*Task objective:* Reproduce the listing word for word. Skip any image.

****************************************

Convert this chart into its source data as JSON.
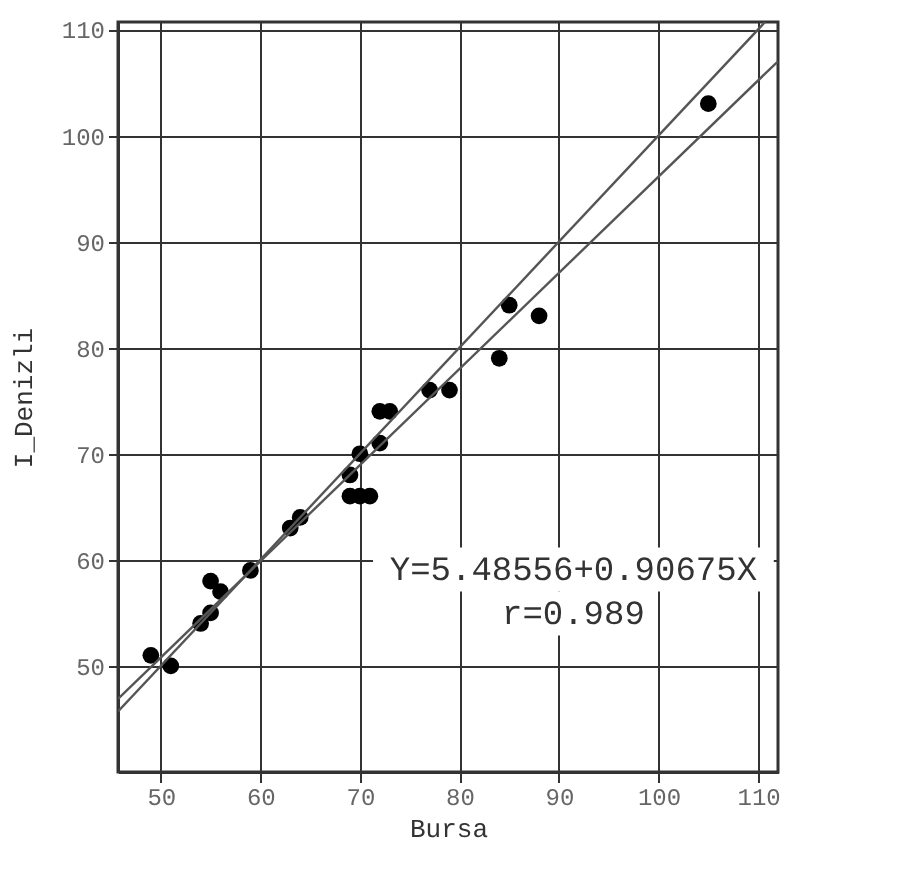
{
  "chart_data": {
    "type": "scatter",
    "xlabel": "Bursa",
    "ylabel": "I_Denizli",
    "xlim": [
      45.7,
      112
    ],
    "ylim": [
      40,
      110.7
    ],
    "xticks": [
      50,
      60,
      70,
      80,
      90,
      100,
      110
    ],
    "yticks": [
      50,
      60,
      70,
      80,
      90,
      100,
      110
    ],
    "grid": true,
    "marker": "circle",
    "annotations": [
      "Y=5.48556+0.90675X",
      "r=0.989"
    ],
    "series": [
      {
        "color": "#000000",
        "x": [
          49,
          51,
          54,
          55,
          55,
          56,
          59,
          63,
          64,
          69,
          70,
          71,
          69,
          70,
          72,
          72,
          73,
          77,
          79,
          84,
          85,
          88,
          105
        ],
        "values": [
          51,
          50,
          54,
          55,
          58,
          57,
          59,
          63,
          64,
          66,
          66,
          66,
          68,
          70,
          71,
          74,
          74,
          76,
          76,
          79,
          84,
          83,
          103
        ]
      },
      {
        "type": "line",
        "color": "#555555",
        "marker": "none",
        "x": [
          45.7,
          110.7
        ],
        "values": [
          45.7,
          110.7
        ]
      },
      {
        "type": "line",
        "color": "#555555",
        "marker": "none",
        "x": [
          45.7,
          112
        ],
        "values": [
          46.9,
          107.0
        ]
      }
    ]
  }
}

****************************************

*Result for this exercise:*
Convert this chart into its source data as JSON.
{
  "chart_data": {
    "type": "scatter",
    "xlabel": "Bursa",
    "ylabel": "I_Denizli",
    "xlim": [
      45.7,
      112
    ],
    "ylim": [
      40,
      110.7
    ],
    "xticks": [
      50,
      60,
      70,
      80,
      90,
      100,
      110
    ],
    "yticks": [
      50,
      60,
      70,
      80,
      90,
      100,
      110
    ],
    "grid": true,
    "marker": "circle",
    "annotations": [
      "Y=5.48556+0.90675X",
      "r=0.989"
    ],
    "series": [
      {
        "color": "#000000",
        "x": [
          49,
          51,
          54,
          55,
          55,
          56,
          59,
          63,
          64,
          69,
          70,
          71,
          69,
          70,
          72,
          72,
          73,
          77,
          79,
          84,
          85,
          88,
          105
        ],
        "values": [
          51,
          50,
          54,
          55,
          58,
          57,
          59,
          63,
          64,
          66,
          66,
          66,
          68,
          70,
          71,
          74,
          74,
          76,
          76,
          79,
          84,
          83,
          103
        ]
      },
      {
        "type": "line",
        "color": "#555555",
        "marker": "none",
        "x": [
          45.7,
          110.7
        ],
        "values": [
          45.7,
          110.7
        ]
      },
      {
        "type": "line",
        "color": "#555555",
        "marker": "none",
        "x": [
          45.7,
          112
        ],
        "values": [
          46.9,
          107.0
        ]
      }
    ]
  }
}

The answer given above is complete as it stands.